» **AIM OF THE TASK**
Quote, verbatim, all material below, without pictures.

▬▬▬▬▬▬▬▬▬▬

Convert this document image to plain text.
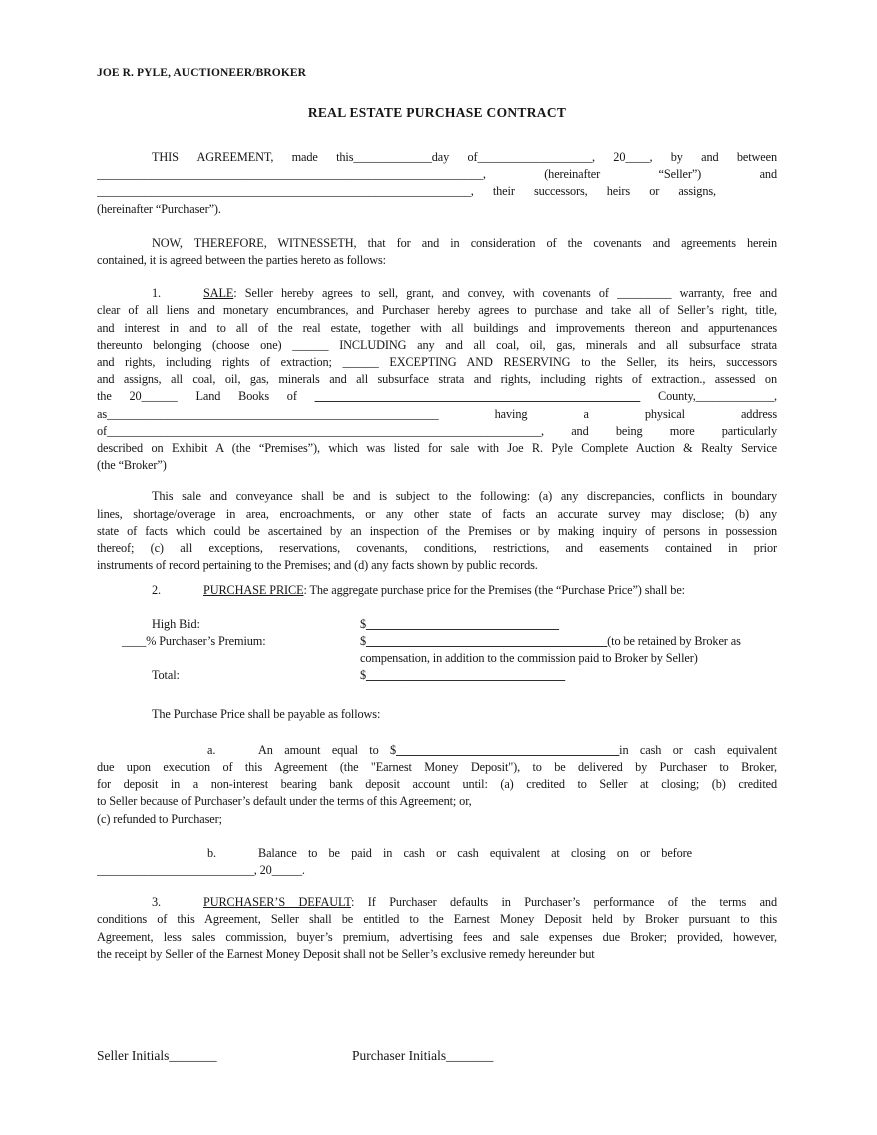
JOE R. PYLE, AUCTIONEER/BROKER
REAL ESTATE PURCHASE CONTRACT
THIS AGREEMENT, made this_____________day of___________________, 20____, by and between
________________________________________________________________, (hereinafter “Seller”) and
______________________________________________________________, their successors, heirs or assigns,
(hereinafter “Purchaser”).
NOW, THEREFORE, WITNESSETH, that for and in consideration of the covenants and agreements herein
contained, it is agreed between the parties hereto as follows:
1.	SALE: Seller hereby agrees to sell, grant, and convey, with covenants of _________ warranty, free and
clear of all liens and monetary encumbrances, and Purchaser hereby agrees to purchase and take all of Seller’s right, title,
and interest in and to all of the real estate, together with all buildings and improvements thereon and appurtenances
thereunto belonging (choose one) ______ INCLUDING any and all coal, oil, gas, minerals and all subsurface strata
and rights, including rights of extraction; ______ EXCEPTING AND RESERVING to the Seller, its heirs, successors
and assigns, all coal, oil, gas, minerals and all subsurface strata and rights, including rights of extraction., assessed on
the 20______ Land Books of ______________________________________________________ County,_____________,
as_______________________________________________________ having a physical address
of________________________________________________________________________, and being more particularly
described on Exhibit A (the “Premises”), which was listed for sale with Joe R. Pyle Complete Auction & Realty Service
(the “Broker”)
This sale and conveyance shall be and is subject to the following: (a) any discrepancies, conflicts in boundary
lines, shortage/overage in area, encroachments, or any other state of facts an accurate survey may disclose; (b) any
state of facts which could be ascertained by an inspection of the Premises or by making inquiry of persons in possession
thereof; (c) all exceptions, reservations, covenants, conditions, restrictions, and easements contained in prior
instruments of record pertaining to the Premises; and (d) any facts shown by public records.
2.	PURCHASE PRICE: The aggregate purchase price for the Premises (the “Purchase Price”) shall be:
High Bid:	$________________________________
____% Purchaser’s Premium:	$________________________________________(to be retained by Broker as
compensation, in addition to the commission paid to Broker by Seller)
Total:	$_________________________________
The Purchase Price shall be payable as follows:
a.	An amount equal to $_____________________________________in cash or cash equivalent
due upon execution of this Agreement (the "Earnest Money Deposit"), to be delivered by Purchaser to Broker,
for deposit in a non-interest bearing bank deposit account until: (a) credited to Seller at closing; (b) credited
to Seller because of Purchaser’s default under the terms of this Agreement; or,
(c) refunded to Purchaser;
b.	Balance to be paid in cash or cash equivalent at closing on or before
__________________________, 20_____.
3.	PURCHASER’S DEFAULT: If Purchaser defaults in Purchaser’s performance of the terms and
conditions of this Agreement, Seller shall be entitled to the Earnest Money Deposit held by Broker pursuant to this
Agreement, less sales commission, buyer’s premium, advertising fees and sale expenses due Broker; provided, however,
the receipt by Seller of the Earnest Money Deposit shall not be Seller’s exclusive remedy hereunder but
Seller Initials_______	Purchaser Initials_______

▬▬▬▬▬▬▬▬▬▬

» **SOLUTION TO THIS TASK**
Convert this document image to plain text.
JOE R. PYLE, AUCTIONEER/BROKER
REAL ESTATE PURCHASE CONTRACT
THIS AGREEMENT, made this_____________day of___________________, 20____, by and between
________________________________________________________________, (hereinafter “Seller”) and
______________________________________________________________, their successors, heirs or assigns,
(hereinafter “Purchaser”).
NOW, THEREFORE, WITNESSETH, that for and in consideration of the covenants and agreements herein
contained, it is agreed between the parties hereto as follows:
1.	SALE: Seller hereby agrees to sell, grant, and convey, with covenants of _________ warranty, free and
clear of all liens and monetary encumbrances, and Purchaser hereby agrees to purchase and take all of Seller’s right, title,
and interest in and to all of the real estate, together with all buildings and improvements thereon and appurtenances
thereunto belonging (choose one) ______ INCLUDING any and all coal, oil, gas, minerals and all subsurface strata
and rights, including rights of extraction; ______ EXCEPTING AND RESERVING to the Seller, its heirs, successors
and assigns, all coal, oil, gas, minerals and all subsurface strata and rights, including rights of extraction., assessed on
the 20______ Land Books of ______________________________________________________ County,_____________,
as_______________________________________________________ having a physical address
of________________________________________________________________________, and being more particularly
described on Exhibit A (the “Premises”), which was listed for sale with Joe R. Pyle Complete Auction & Realty Service
(the “Broker”)
This sale and conveyance shall be and is subject to the following: (a) any discrepancies, conflicts in boundary
lines, shortage/overage in area, encroachments, or any other state of facts an accurate survey may disclose; (b) any
state of facts which could be ascertained by an inspection of the Premises or by making inquiry of persons in possession
thereof; (c) all exceptions, reservations, covenants, conditions, restrictions, and easements contained in prior
instruments of record pertaining to the Premises; and (d) any facts shown by public records.
2.	PURCHASE PRICE: The aggregate purchase price for the Premises (the “Purchase Price”) shall be:
High Bid:	$________________________________
____% Purchaser’s Premium:	$________________________________________(to be retained by Broker as
compensation, in addition to the commission paid to Broker by Seller)
Total:	$_________________________________
The Purchase Price shall be payable as follows:
a.	An amount equal to $_____________________________________in cash or cash equivalent
due upon execution of this Agreement (the "Earnest Money Deposit"), to be delivered by Purchaser to Broker,
for deposit in a non-interest bearing bank deposit account until: (a) credited to Seller at closing; (b) credited
to Seller because of Purchaser’s default under the terms of this Agreement; or,
(c) refunded to Purchaser;
b.	Balance to be paid in cash or cash equivalent at closing on or before
__________________________, 20_____.
3.	PURCHASER’S DEFAULT: If Purchaser defaults in Purchaser’s performance of the terms and
conditions of this Agreement, Seller shall be entitled to the Earnest Money Deposit held by Broker pursuant to this
Agreement, less sales commission, buyer’s premium, advertising fees and sale expenses due Broker; provided, however,
the receipt by Seller of the Earnest Money Deposit shall not be Seller’s exclusive remedy hereunder but
Seller Initials_______	Purchaser Initials_______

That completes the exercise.